§ CHALLENGE:
Locate each line in the records containing "Grand". Copy it.

[Entries from a dataset]
•••••

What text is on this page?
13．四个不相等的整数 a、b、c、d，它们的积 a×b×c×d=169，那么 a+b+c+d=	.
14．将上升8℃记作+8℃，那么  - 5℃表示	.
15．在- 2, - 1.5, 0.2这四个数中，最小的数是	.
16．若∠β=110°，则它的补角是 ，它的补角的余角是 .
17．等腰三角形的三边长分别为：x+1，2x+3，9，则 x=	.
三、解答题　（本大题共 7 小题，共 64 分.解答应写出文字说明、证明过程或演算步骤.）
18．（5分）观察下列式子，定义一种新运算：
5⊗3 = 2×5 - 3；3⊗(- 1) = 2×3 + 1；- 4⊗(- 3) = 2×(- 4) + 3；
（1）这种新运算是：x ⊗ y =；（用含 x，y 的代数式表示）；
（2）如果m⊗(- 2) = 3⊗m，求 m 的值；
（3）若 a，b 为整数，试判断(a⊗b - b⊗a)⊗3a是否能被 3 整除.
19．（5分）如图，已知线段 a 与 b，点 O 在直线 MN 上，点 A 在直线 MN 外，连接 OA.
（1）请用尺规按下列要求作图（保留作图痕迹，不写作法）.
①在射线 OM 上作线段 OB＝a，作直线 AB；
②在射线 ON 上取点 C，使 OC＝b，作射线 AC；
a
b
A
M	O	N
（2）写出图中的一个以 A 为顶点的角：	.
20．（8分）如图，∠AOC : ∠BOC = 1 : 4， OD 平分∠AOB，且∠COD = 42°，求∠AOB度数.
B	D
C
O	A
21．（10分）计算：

•••••

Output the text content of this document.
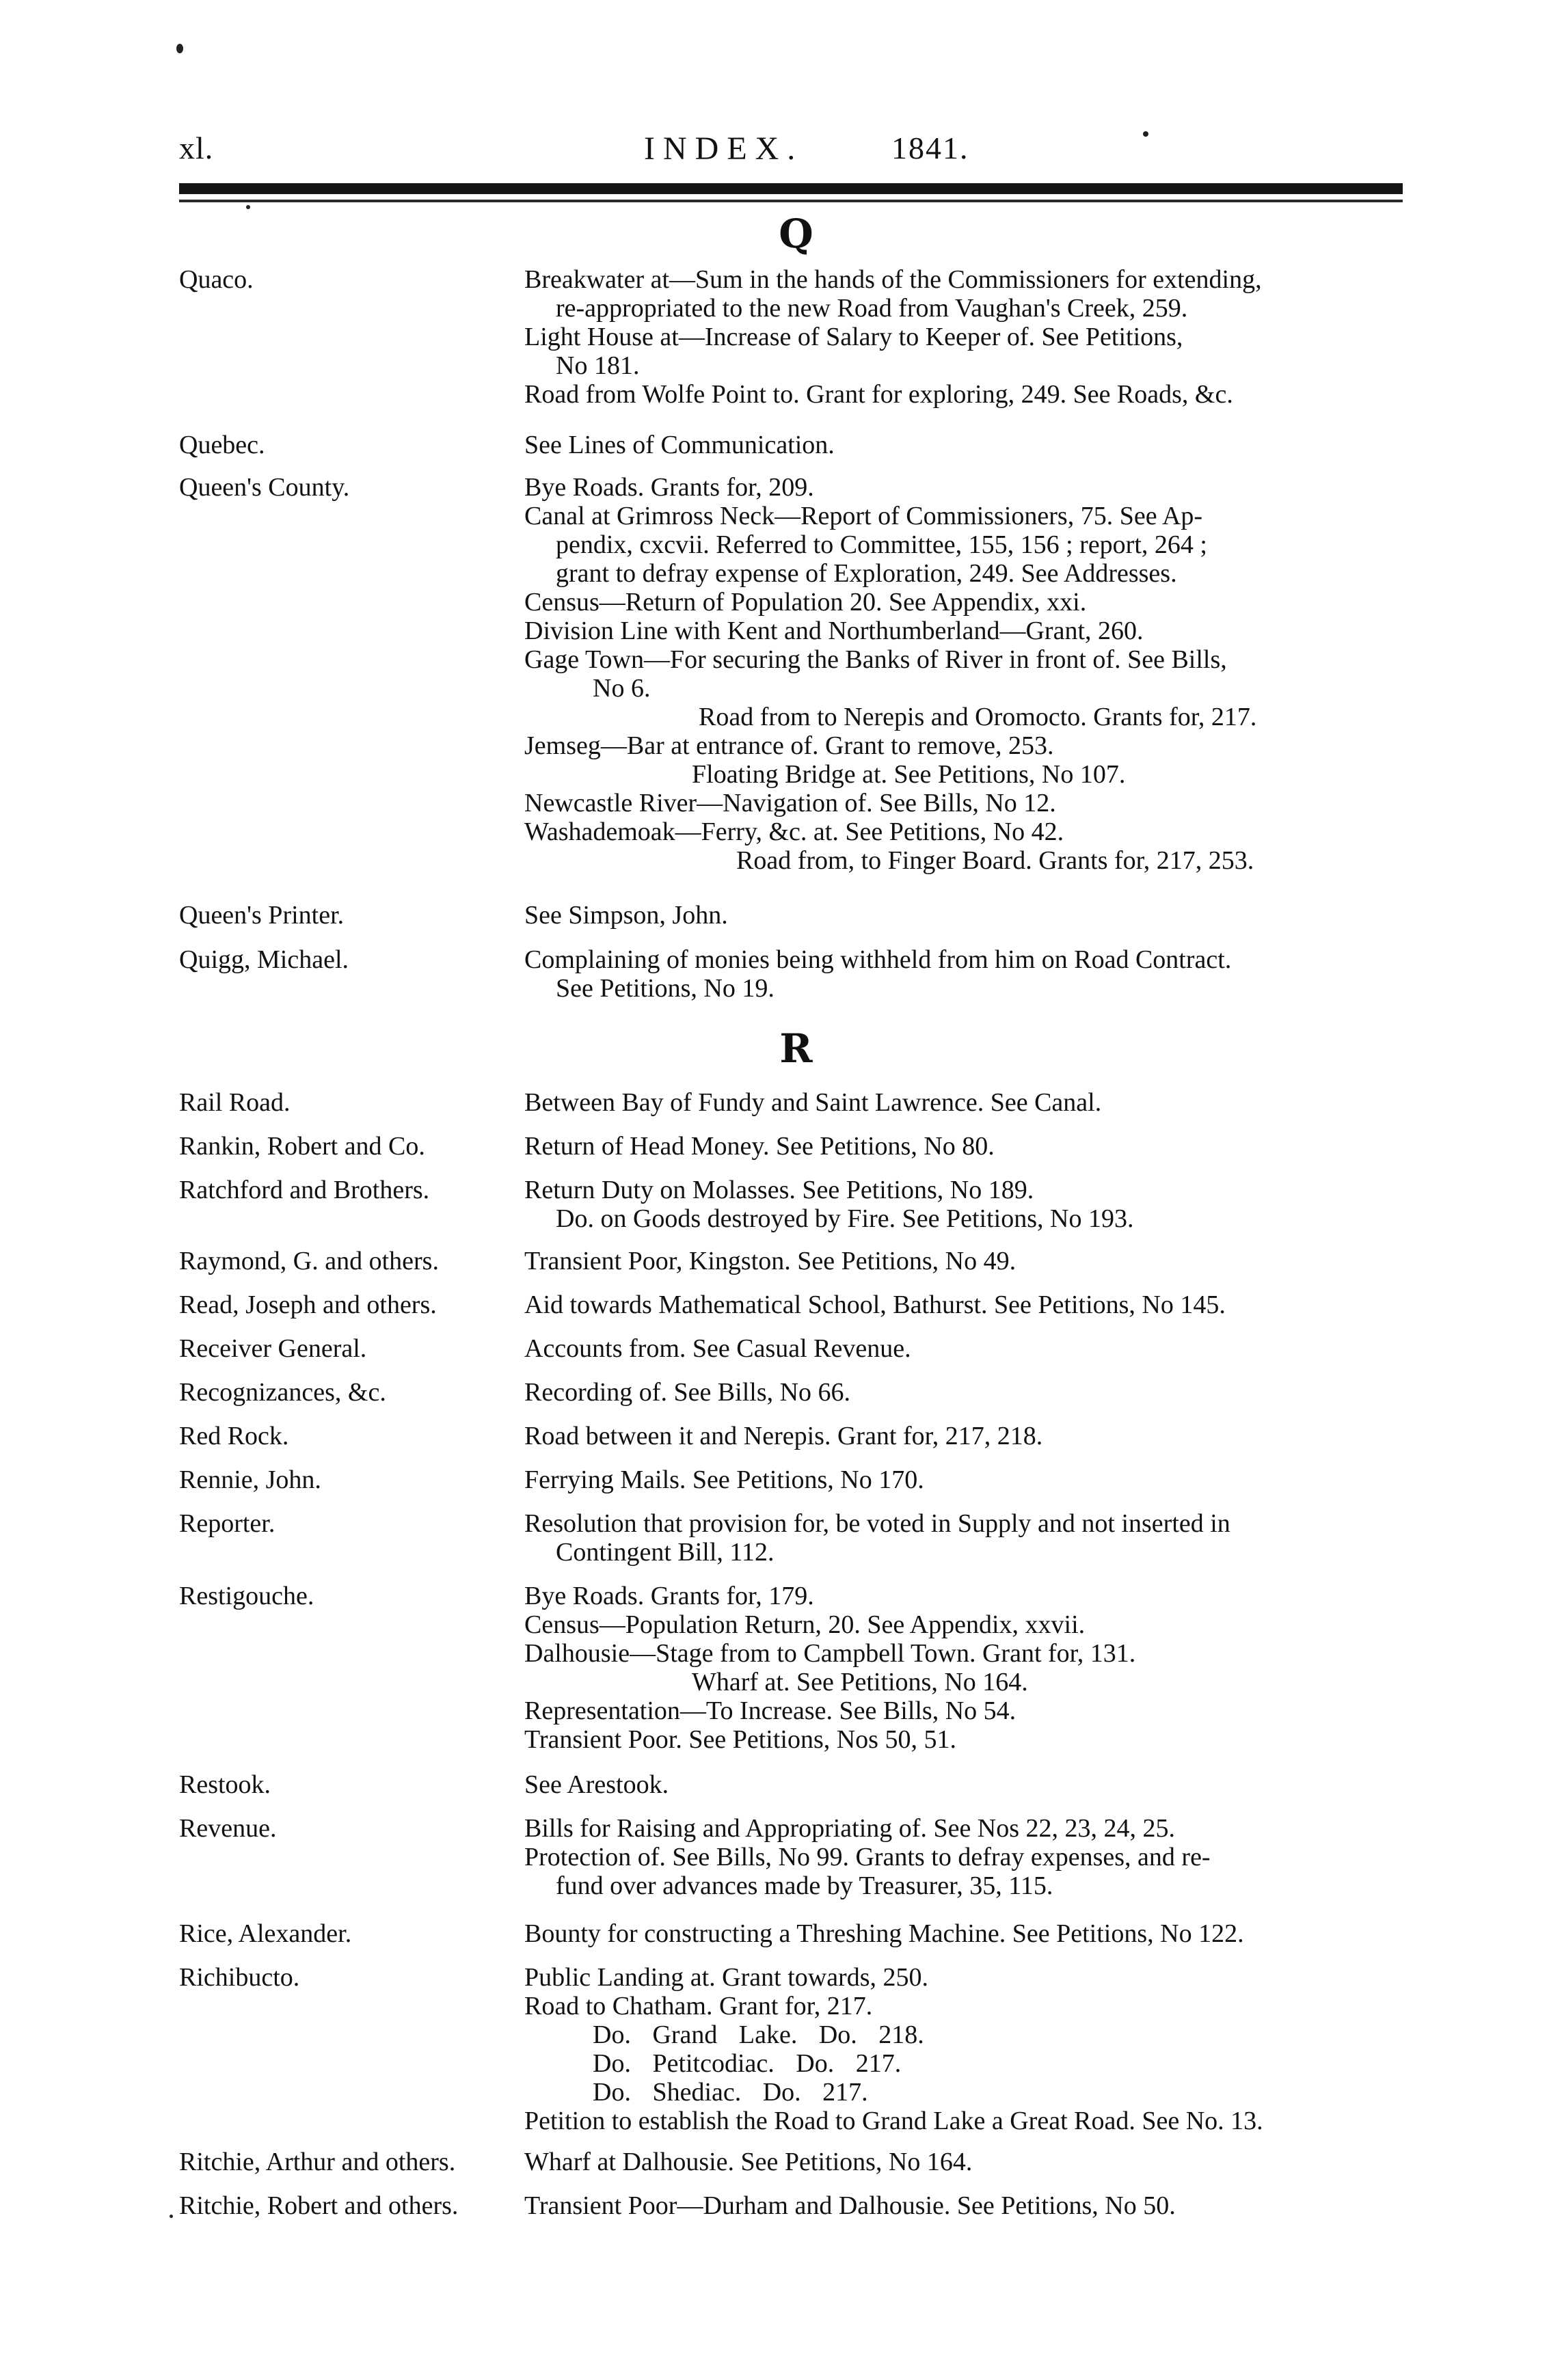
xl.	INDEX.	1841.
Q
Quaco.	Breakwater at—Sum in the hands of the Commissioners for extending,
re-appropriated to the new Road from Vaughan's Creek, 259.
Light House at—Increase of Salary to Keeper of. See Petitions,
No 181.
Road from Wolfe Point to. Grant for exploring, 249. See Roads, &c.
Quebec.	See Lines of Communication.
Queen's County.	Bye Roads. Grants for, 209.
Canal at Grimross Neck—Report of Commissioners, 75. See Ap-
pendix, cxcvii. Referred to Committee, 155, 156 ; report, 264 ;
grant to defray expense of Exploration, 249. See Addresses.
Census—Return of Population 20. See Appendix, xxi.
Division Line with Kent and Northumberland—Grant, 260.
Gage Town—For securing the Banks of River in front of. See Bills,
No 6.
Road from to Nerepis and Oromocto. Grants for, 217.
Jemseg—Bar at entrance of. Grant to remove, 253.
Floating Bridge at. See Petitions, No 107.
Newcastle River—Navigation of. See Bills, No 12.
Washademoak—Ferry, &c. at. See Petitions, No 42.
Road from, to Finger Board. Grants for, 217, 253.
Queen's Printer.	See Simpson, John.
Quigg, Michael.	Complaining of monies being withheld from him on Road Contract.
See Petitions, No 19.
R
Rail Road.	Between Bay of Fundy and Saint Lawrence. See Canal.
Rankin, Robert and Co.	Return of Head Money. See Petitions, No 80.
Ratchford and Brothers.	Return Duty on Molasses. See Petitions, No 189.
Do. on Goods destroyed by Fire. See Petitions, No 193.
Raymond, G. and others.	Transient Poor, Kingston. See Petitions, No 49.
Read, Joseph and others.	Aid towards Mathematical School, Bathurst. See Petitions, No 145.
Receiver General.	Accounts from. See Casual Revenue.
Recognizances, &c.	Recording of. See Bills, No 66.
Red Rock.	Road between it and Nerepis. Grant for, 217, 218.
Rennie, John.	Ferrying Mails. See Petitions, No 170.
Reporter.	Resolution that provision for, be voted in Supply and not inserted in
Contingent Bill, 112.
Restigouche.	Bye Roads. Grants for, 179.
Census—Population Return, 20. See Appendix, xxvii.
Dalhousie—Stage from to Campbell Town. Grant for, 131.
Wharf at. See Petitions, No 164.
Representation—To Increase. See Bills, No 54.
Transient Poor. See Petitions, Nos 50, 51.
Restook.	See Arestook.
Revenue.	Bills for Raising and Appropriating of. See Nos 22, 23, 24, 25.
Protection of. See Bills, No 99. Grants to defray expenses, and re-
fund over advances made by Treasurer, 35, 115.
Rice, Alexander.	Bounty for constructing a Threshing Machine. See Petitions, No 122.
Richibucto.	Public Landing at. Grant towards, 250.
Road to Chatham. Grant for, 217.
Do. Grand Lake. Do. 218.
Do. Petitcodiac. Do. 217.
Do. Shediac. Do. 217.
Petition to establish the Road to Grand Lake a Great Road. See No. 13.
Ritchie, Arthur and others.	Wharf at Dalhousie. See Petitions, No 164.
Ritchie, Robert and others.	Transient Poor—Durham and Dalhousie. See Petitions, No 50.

•••••

§ RESULT FOR THIS TASK:
Do. Grand Lake. Do. 218.
Petition to establish the Road to Grand Lake a Great Road. See No. 13.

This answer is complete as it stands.